Every line holding the word "text" counts once. Give the total, nothing more.

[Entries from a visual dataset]
============================================================

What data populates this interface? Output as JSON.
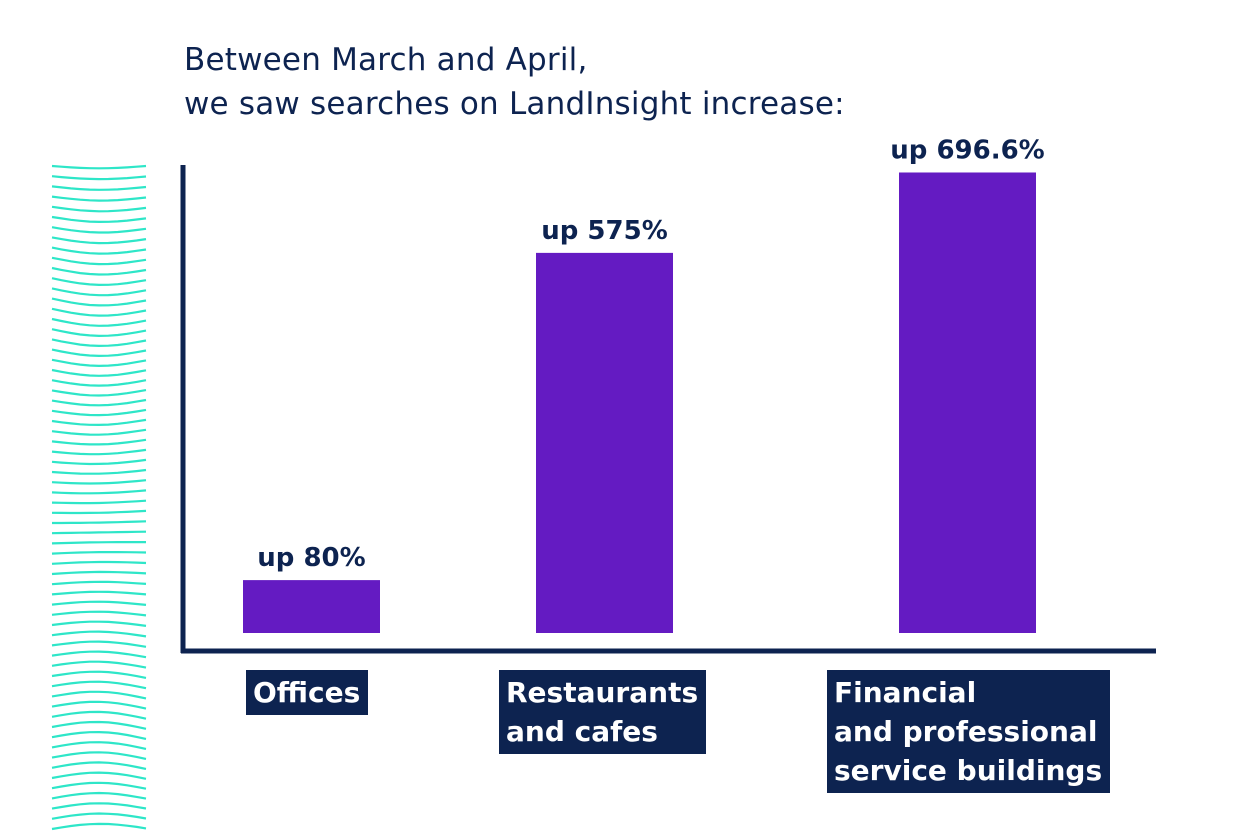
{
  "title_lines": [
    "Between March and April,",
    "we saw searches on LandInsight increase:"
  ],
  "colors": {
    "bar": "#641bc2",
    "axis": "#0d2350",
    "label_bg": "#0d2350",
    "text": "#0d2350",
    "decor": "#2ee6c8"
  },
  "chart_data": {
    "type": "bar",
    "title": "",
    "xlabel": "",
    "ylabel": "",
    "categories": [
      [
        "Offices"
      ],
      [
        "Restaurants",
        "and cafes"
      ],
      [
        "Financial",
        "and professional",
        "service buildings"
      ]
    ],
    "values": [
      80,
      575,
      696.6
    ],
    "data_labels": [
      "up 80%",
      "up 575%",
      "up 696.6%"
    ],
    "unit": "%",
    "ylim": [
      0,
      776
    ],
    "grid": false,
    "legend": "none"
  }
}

============================================================

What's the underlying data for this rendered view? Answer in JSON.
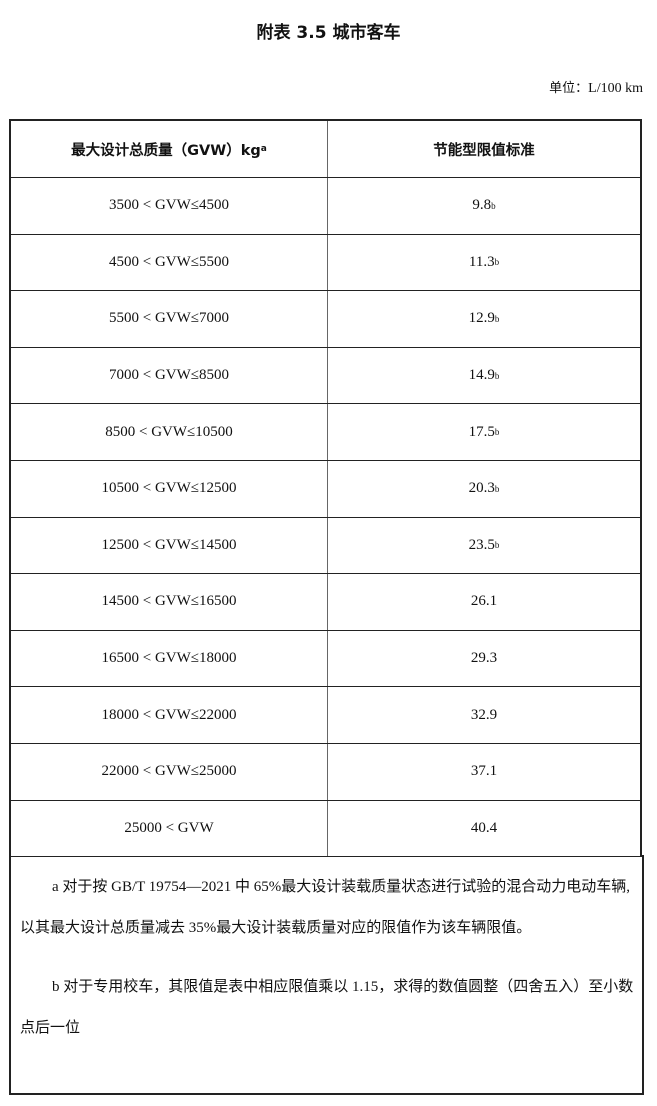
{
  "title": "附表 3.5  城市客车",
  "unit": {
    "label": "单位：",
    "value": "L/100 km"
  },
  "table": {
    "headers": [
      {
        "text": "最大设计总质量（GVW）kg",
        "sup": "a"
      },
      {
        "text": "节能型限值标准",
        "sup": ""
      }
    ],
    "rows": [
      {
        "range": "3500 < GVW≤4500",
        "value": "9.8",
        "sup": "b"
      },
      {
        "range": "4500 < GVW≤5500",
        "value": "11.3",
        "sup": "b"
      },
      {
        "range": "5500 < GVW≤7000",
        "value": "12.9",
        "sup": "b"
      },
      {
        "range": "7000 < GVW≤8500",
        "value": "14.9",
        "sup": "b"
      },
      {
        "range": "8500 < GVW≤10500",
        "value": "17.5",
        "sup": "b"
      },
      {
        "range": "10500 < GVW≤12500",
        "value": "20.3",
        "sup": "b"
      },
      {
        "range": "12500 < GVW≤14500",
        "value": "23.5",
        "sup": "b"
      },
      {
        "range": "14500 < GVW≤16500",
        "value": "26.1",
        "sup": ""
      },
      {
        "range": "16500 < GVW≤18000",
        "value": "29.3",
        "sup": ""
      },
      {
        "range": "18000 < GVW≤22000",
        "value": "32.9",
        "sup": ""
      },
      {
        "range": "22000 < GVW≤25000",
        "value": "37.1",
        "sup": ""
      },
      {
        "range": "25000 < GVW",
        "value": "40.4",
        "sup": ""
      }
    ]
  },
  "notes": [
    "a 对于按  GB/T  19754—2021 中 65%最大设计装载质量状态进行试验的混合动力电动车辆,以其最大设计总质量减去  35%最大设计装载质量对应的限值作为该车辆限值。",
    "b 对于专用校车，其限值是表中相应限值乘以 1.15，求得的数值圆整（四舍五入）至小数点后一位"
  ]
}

============================================================

● **THE COMPLETED TASK**
3